### GIVEN REQUEST
Search the material below for the string "Business" and list each line that holds it.

### DATA SUPPLIED
>> Start
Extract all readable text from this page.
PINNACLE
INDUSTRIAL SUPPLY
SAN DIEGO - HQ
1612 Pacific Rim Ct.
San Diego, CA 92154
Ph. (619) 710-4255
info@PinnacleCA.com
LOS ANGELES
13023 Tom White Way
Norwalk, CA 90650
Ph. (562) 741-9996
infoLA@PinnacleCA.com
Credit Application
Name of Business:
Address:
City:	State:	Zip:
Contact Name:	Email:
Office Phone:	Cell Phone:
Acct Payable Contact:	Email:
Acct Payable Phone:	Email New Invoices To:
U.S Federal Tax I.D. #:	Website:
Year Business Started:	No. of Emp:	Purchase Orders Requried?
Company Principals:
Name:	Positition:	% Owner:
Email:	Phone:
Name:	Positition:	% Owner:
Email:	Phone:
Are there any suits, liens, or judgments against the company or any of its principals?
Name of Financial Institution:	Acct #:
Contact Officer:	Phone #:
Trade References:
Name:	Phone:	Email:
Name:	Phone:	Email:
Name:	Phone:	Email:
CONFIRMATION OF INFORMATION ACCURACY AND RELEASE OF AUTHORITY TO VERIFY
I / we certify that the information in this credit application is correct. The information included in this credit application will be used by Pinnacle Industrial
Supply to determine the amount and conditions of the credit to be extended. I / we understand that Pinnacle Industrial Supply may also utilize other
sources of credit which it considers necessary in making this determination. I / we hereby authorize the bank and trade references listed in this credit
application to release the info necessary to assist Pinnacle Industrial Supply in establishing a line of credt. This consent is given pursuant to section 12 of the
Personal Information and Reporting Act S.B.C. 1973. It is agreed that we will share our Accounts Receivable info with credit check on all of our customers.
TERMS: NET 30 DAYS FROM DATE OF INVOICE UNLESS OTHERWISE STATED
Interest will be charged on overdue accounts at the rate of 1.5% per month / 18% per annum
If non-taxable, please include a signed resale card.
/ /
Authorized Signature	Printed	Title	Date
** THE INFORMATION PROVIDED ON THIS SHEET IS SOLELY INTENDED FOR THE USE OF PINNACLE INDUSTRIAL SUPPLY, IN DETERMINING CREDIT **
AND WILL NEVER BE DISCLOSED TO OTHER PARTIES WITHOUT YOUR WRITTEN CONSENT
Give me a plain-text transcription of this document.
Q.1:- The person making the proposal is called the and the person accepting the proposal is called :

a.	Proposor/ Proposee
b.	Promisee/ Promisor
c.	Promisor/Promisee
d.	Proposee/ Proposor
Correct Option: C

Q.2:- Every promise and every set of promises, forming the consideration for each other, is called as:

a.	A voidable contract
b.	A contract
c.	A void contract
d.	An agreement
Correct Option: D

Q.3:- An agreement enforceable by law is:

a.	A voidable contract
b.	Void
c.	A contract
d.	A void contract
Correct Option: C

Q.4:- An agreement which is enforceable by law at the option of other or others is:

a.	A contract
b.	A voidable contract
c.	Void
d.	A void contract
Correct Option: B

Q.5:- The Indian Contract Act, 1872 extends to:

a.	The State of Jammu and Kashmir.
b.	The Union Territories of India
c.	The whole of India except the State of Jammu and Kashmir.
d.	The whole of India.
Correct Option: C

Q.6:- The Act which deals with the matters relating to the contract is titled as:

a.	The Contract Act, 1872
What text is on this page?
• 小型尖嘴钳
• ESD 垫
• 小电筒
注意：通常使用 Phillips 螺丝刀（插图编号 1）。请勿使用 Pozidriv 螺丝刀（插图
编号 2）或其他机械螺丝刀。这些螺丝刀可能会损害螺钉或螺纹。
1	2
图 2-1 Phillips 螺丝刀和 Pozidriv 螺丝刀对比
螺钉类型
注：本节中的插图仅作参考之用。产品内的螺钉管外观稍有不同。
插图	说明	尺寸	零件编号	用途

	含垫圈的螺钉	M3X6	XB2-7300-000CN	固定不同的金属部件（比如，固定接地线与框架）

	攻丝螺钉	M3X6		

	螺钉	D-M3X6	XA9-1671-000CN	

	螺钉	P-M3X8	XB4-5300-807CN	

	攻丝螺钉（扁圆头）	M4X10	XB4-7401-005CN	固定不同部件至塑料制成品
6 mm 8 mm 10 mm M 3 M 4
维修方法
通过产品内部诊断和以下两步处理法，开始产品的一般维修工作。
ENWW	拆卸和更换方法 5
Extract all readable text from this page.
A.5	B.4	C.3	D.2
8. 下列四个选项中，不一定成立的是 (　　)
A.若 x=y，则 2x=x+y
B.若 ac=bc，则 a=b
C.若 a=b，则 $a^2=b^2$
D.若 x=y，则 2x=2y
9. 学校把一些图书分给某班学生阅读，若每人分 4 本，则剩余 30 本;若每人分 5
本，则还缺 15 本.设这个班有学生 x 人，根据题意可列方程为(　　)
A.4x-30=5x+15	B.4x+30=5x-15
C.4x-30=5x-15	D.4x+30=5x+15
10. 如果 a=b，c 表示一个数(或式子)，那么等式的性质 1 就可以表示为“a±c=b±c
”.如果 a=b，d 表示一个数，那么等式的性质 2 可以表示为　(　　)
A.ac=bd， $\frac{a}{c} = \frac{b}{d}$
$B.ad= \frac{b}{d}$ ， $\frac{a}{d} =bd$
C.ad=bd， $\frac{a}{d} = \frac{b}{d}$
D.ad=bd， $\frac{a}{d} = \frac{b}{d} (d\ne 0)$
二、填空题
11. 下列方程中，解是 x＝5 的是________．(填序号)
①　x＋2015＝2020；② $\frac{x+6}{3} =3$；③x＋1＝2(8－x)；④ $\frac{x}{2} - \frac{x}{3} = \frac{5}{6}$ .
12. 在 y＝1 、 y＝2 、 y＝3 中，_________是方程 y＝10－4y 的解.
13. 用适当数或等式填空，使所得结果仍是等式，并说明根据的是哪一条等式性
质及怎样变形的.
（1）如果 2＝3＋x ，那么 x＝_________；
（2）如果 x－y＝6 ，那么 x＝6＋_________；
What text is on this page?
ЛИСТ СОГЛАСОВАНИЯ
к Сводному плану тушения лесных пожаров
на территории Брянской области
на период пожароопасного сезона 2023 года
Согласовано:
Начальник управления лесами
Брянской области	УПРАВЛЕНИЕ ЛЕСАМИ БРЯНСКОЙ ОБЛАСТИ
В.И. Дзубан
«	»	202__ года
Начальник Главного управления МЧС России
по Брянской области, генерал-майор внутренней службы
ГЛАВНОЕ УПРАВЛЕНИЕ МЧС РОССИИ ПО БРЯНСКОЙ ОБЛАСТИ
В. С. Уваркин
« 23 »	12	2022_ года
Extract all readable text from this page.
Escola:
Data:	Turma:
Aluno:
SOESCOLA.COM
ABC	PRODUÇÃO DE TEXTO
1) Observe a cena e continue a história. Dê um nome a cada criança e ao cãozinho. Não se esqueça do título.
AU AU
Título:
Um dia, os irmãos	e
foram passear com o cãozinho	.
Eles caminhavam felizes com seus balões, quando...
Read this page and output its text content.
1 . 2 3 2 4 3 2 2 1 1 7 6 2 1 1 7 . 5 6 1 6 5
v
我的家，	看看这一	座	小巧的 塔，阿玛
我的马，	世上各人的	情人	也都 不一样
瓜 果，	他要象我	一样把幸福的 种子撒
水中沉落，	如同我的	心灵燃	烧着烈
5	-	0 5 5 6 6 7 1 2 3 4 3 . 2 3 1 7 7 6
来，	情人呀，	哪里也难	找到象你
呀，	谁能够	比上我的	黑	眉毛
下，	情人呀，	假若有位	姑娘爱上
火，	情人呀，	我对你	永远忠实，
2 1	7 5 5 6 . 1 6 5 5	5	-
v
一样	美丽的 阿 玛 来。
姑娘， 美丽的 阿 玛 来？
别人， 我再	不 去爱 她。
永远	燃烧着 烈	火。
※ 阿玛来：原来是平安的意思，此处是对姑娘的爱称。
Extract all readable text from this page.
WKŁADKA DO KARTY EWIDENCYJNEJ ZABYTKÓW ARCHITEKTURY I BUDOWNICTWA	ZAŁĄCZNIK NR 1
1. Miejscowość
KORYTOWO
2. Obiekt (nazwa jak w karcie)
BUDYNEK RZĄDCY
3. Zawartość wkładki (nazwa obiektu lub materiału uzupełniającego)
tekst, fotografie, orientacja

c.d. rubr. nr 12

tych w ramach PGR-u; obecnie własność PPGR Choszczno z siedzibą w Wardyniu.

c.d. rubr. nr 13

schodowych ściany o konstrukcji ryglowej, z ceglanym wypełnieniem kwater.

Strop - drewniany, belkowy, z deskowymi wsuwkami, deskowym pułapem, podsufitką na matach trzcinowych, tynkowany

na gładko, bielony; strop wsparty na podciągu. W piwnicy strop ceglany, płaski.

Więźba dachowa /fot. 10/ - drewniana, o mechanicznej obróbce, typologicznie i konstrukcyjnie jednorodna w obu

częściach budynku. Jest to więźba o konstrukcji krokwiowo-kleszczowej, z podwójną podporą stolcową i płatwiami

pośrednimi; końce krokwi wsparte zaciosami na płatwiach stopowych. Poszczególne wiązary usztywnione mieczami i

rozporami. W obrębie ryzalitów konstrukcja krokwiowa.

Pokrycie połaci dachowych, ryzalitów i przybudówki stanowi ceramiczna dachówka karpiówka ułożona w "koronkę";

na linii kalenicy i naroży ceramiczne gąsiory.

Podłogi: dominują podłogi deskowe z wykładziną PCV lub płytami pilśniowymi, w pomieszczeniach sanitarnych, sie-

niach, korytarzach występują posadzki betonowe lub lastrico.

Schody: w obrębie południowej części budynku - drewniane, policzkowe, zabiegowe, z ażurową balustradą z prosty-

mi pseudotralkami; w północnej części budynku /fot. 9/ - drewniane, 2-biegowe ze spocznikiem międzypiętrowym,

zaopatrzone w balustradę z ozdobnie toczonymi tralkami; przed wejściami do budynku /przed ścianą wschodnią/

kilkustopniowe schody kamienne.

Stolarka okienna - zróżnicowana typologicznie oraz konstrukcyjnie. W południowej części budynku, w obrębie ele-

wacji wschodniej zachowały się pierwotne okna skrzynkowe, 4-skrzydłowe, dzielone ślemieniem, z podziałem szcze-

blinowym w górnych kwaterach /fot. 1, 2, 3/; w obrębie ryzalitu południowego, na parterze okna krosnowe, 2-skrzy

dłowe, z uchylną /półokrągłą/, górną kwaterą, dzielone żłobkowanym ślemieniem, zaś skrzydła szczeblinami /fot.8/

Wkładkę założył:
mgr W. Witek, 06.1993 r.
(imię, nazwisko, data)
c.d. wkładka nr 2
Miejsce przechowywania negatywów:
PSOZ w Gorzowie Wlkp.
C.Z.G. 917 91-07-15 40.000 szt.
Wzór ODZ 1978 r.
>> End
### REPLY
Name of Business:
Year Business Started:	No. of Emp:	Purchase Orders Requried?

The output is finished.